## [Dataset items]

◆ ◆ ◆

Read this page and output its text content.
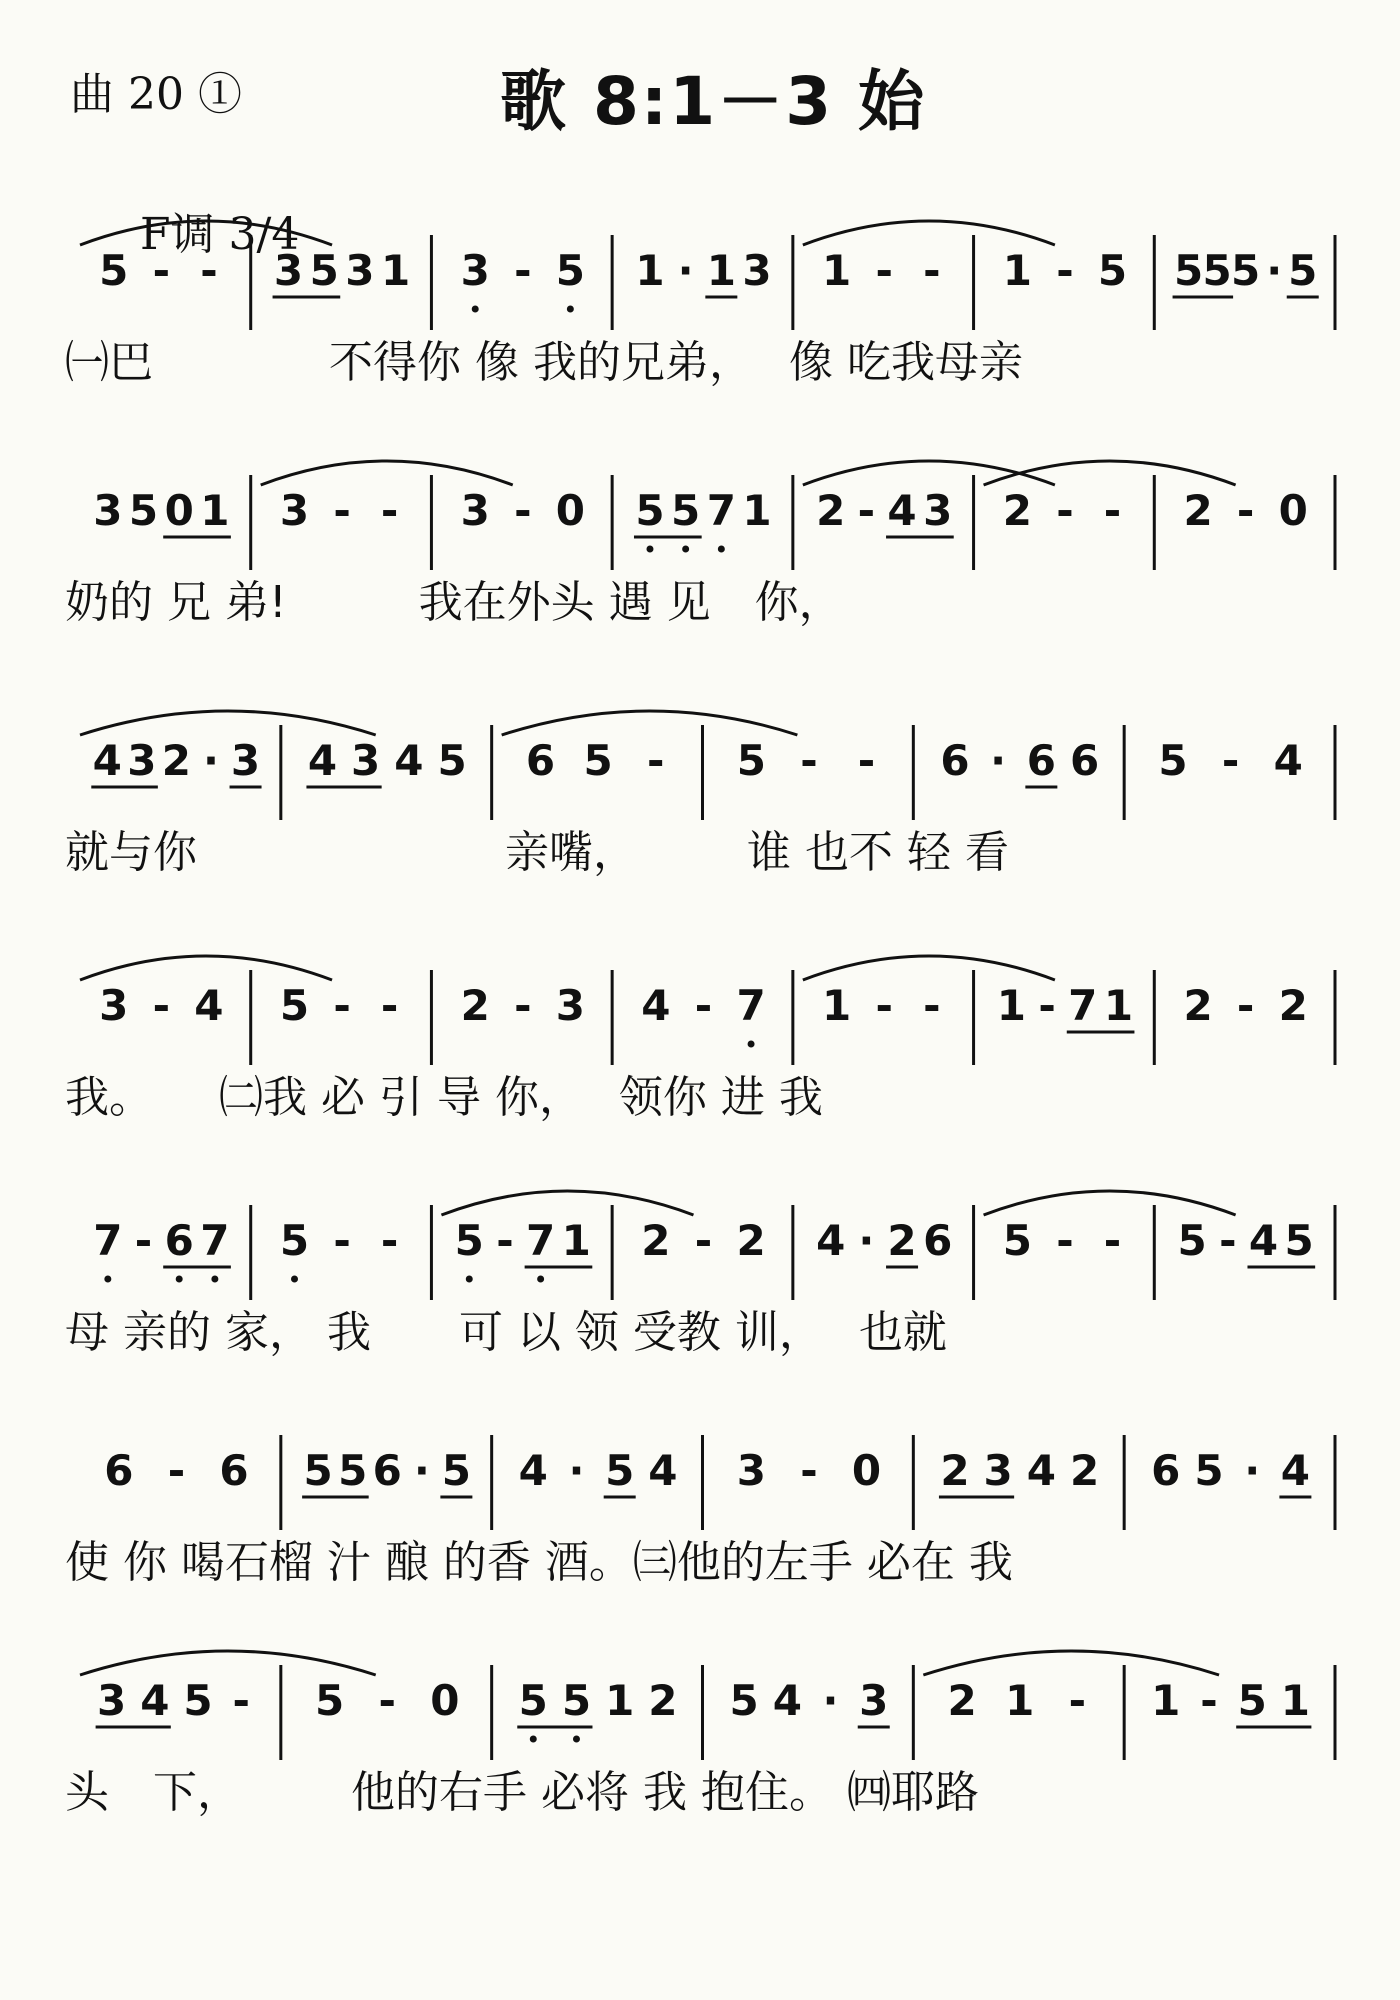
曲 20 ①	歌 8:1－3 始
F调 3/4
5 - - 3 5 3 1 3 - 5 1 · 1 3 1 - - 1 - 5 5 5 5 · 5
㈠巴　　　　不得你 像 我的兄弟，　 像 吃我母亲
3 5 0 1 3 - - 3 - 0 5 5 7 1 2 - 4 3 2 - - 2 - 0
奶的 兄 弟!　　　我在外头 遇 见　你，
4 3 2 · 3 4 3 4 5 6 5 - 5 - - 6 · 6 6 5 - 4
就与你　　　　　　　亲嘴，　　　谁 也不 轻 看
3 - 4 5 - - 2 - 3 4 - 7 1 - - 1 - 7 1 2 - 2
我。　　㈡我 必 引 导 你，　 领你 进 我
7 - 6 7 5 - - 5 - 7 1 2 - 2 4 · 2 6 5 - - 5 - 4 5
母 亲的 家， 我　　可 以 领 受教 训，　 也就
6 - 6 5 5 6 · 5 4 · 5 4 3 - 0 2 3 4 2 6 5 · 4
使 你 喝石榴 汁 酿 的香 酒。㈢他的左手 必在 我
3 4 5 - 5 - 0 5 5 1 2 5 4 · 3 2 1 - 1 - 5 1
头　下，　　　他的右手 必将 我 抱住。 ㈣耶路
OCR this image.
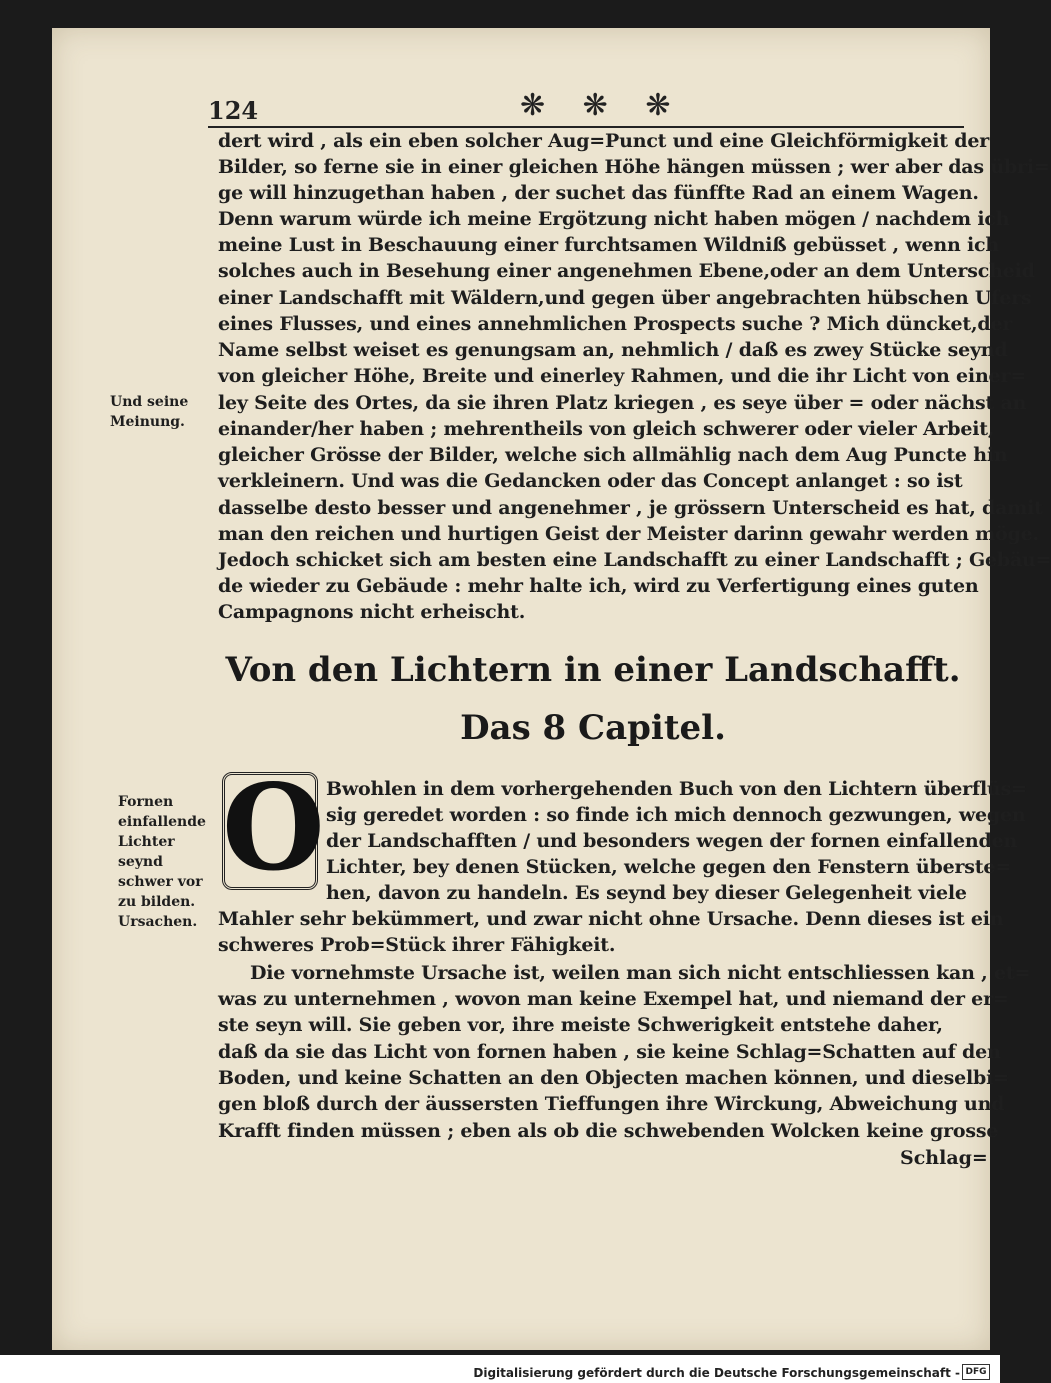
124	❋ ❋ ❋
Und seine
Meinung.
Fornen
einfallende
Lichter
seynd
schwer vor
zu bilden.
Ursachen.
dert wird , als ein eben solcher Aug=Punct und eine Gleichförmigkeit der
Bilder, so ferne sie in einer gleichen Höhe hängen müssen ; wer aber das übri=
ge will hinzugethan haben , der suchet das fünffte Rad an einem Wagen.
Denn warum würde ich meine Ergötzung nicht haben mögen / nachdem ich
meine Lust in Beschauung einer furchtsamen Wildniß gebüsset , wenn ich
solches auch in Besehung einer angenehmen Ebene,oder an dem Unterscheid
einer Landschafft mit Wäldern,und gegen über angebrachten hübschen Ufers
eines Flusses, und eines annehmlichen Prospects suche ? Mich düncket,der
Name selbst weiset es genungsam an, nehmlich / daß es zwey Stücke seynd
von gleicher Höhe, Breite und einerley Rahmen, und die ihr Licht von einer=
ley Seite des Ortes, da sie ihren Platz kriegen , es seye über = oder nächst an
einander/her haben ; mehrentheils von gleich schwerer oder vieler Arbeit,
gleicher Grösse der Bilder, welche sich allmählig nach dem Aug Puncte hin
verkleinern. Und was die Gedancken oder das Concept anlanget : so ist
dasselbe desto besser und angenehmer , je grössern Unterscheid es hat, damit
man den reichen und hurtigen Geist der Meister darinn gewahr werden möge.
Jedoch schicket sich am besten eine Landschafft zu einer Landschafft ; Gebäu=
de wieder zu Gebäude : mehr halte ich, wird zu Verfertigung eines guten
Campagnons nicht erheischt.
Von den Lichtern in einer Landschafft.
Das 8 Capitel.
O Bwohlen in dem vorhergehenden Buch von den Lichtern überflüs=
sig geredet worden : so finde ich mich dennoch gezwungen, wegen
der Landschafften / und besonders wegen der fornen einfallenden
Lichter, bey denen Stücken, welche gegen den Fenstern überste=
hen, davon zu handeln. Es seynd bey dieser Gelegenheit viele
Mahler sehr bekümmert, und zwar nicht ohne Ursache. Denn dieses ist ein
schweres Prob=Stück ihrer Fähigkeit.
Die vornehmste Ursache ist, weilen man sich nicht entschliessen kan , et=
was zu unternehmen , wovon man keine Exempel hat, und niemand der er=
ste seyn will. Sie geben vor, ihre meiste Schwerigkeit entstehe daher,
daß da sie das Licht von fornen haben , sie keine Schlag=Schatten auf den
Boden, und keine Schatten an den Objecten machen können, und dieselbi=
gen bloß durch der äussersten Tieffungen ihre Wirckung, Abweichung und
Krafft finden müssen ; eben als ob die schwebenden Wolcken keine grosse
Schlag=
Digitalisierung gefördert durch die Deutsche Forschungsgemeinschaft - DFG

◆ ◆ ◆

## [What you are asked to do]
Each record should be quoted exactly, with the images omitted.

## [Result below]
Read this page and output its text content.
曲 20 ①	歌 8:1－3 始
F调 3/4
5 - - 3 5 3 1 3 - 5 1 · 1 3 1 - - 1 - 5 5 5 5 · 5
㈠巴　　　　不得你 像 我的兄弟，　 像 吃我母亲
3 5 0 1 3 - - 3 - 0 5 5 7 1 2 - 4 3 2 - - 2 - 0
奶的 兄 弟!　　　我在外头 遇 见　你，
4 3 2 · 3 4 3 4 5 6 5 - 5 - - 6 · 6 6 5 - 4
就与你　　　　　　　亲嘴，　　　谁 也不 轻 看
3 - 4 5 - - 2 - 3 4 - 7 1 - - 1 - 7 1 2 - 2
我。　　㈡我 必 引 导 你，　 领你 进 我
7 - 6 7 5 - - 5 - 7 1 2 - 2 4 · 2 6 5 - - 5 - 4 5
母 亲的 家， 我　　可 以 领 受教 训，　 也就
6 - 6 5 5 6 · 5 4 · 5 4 3 - 0 2 3 4 2 6 5 · 4
使 你 喝石榴 汁 酿 的香 酒。㈢他的左手 必在 我
3 4 5 - 5 - 0 5 5 1 2 5 4 · 3 2 1 - 1 - 5 1
头　下，　　　他的右手 必将 我 抱住。 ㈣耶路
OCR this image.
124	❋ ❋ ❋
Und seine
Meinung.
Fornen
einfallende
Lichter
seynd
schwer vor
zu bilden.
Ursachen.
dert wird , als ein eben solcher Aug=Punct und eine Gleichförmigkeit der
Bilder, so ferne sie in einer gleichen Höhe hängen müssen ; wer aber das übri=
ge will hinzugethan haben , der suchet das fünffte Rad an einem Wagen.
Denn warum würde ich meine Ergötzung nicht haben mögen / nachdem ich
meine Lust in Beschauung einer furchtsamen Wildniß gebüsset , wenn ich
solches auch in Besehung einer angenehmen Ebene,oder an dem Unterscheid
einer Landschafft mit Wäldern,und gegen über angebrachten hübschen Ufers
eines Flusses, und eines annehmlichen Prospects suche ? Mich düncket,der
Name selbst weiset es genungsam an, nehmlich / daß es zwey Stücke seynd
von gleicher Höhe, Breite und einerley Rahmen, und die ihr Licht von einer=
ley Seite des Ortes, da sie ihren Platz kriegen , es seye über = oder nächst an
einander/her haben ; mehrentheils von gleich schwerer oder vieler Arbeit,
gleicher Grösse der Bilder, welche sich allmählig nach dem Aug Puncte hin
verkleinern. Und was die Gedancken oder das Concept anlanget : so ist
dasselbe desto besser und angenehmer , je grössern Unterscheid es hat, damit
man den reichen und hurtigen Geist der Meister darinn gewahr werden möge.
Jedoch schicket sich am besten eine Landschafft zu einer Landschafft ; Gebäu=
de wieder zu Gebäude : mehr halte ich, wird zu Verfertigung eines guten
Campagnons nicht erheischt.
Von den Lichtern in einer Landschafft.
Das 8 Capitel.
O Bwohlen in dem vorhergehenden Buch von den Lichtern überflüs=
sig geredet worden : so finde ich mich dennoch gezwungen, wegen
der Landschafften / und besonders wegen der fornen einfallenden
Lichter, bey denen Stücken, welche gegen den Fenstern überste=
hen, davon zu handeln. Es seynd bey dieser Gelegenheit viele
Mahler sehr bekümmert, und zwar nicht ohne Ursache. Denn dieses ist ein
schweres Prob=Stück ihrer Fähigkeit.
Die vornehmste Ursache ist, weilen man sich nicht entschliessen kan , et=
was zu unternehmen , wovon man keine Exempel hat, und niemand der er=
ste seyn will. Sie geben vor, ihre meiste Schwerigkeit entstehe daher,
daß da sie das Licht von fornen haben , sie keine Schlag=Schatten auf den
Boden, und keine Schatten an den Objecten machen können, und dieselbi=
gen bloß durch der äussersten Tieffungen ihre Wirckung, Abweichung und
Krafft finden müssen ; eben als ob die schwebenden Wolcken keine grosse
Schlag=
Digitalisierung gefördert durch die Deutsche Forschungsgemeinschaft - DFG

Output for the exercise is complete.